• _What is needed_
Wherever "FAMILY" appears in a line, copy that line.

======== Supplied records ========

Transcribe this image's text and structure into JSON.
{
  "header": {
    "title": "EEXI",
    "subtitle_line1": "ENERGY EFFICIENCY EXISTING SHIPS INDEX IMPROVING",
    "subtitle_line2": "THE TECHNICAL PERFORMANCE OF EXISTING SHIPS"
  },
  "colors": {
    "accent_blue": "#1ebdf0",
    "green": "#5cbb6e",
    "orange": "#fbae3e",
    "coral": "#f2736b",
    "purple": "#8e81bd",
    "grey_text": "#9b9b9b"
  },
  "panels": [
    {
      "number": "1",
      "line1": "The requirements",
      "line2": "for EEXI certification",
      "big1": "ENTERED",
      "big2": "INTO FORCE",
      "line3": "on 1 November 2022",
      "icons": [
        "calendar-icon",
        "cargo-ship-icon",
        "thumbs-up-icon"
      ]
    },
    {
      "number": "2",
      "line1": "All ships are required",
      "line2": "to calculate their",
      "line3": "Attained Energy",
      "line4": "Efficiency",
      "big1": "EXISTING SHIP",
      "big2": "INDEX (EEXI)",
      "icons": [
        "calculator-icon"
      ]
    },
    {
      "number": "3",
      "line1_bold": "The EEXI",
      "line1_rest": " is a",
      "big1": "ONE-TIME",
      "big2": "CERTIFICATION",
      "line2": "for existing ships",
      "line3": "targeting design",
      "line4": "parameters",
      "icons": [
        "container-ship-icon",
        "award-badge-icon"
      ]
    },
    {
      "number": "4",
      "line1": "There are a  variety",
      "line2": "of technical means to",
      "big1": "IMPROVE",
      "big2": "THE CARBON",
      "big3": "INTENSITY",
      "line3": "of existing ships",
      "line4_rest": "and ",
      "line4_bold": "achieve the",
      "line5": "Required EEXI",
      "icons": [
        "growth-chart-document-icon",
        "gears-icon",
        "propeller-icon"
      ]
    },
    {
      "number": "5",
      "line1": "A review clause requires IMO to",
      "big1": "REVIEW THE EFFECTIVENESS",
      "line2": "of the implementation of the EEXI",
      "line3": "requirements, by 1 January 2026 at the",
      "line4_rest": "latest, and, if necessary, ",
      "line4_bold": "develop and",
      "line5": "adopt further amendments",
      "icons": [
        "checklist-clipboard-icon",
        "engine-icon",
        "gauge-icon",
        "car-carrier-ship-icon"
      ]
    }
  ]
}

========
======== Supplied records ========

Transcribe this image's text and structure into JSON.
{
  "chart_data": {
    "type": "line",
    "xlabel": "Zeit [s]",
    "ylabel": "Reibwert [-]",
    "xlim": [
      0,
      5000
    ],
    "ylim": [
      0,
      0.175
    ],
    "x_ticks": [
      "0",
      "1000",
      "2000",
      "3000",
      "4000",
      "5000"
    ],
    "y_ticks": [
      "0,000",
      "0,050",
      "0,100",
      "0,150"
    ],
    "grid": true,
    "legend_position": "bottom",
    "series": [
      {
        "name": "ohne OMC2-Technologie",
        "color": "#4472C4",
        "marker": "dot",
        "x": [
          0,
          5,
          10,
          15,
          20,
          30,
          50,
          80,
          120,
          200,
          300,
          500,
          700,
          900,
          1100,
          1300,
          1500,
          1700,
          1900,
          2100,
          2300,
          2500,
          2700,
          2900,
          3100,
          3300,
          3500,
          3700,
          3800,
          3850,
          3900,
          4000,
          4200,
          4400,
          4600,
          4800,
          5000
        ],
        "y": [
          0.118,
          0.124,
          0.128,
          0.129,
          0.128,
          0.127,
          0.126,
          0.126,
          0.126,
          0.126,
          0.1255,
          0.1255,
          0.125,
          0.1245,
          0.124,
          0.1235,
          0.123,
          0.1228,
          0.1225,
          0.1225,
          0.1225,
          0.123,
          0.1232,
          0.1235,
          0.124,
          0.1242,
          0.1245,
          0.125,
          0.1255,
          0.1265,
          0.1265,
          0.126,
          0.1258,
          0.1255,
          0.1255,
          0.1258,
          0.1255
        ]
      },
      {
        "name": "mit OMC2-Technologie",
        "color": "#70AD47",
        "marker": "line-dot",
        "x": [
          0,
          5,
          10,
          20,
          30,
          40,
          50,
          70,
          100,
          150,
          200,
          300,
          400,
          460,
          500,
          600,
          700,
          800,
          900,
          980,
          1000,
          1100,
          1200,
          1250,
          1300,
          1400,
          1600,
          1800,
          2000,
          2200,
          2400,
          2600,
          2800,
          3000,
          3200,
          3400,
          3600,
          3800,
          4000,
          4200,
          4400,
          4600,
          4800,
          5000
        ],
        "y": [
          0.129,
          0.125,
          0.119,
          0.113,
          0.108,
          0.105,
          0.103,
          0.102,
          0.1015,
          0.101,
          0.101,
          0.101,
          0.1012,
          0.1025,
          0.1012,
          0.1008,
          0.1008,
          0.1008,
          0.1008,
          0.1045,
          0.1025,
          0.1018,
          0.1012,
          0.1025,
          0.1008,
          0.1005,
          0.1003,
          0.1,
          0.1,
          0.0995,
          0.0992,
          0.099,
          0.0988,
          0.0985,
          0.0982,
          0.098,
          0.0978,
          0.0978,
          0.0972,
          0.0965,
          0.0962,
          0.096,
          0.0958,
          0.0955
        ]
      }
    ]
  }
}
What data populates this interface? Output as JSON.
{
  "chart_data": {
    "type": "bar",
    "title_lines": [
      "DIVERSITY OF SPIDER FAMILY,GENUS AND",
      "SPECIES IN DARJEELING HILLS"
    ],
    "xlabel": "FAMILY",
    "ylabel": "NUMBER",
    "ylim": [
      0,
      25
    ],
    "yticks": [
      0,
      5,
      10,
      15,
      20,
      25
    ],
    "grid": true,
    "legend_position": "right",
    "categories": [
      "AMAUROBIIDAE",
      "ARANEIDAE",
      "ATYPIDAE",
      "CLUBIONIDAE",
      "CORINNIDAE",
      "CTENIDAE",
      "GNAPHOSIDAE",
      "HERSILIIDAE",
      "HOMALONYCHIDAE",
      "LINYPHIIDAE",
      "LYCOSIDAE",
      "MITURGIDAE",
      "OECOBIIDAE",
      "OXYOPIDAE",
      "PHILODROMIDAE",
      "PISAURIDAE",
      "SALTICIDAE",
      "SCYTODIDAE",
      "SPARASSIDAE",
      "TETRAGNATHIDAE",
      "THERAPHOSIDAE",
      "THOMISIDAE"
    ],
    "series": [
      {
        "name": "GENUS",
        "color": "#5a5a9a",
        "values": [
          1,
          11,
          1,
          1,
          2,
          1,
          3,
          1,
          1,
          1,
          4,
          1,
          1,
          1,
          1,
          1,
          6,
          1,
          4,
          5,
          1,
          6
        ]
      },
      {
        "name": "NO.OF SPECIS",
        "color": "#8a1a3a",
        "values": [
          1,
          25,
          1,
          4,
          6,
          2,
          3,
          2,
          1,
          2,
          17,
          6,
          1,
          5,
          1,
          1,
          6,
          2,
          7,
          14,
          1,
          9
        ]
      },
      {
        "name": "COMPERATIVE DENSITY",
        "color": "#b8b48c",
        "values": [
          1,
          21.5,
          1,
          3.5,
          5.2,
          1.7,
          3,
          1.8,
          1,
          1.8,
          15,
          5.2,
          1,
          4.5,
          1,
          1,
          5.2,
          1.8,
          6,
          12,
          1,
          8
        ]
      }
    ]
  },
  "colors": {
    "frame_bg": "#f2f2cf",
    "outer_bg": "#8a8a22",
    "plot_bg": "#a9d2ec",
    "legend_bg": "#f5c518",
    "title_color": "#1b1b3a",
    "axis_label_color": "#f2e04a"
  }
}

========

• _Answer to the exercise_
      "DIVERSITY OF SPIDER FAMILY,GENUS AND",
    "xlabel": "FAMILY",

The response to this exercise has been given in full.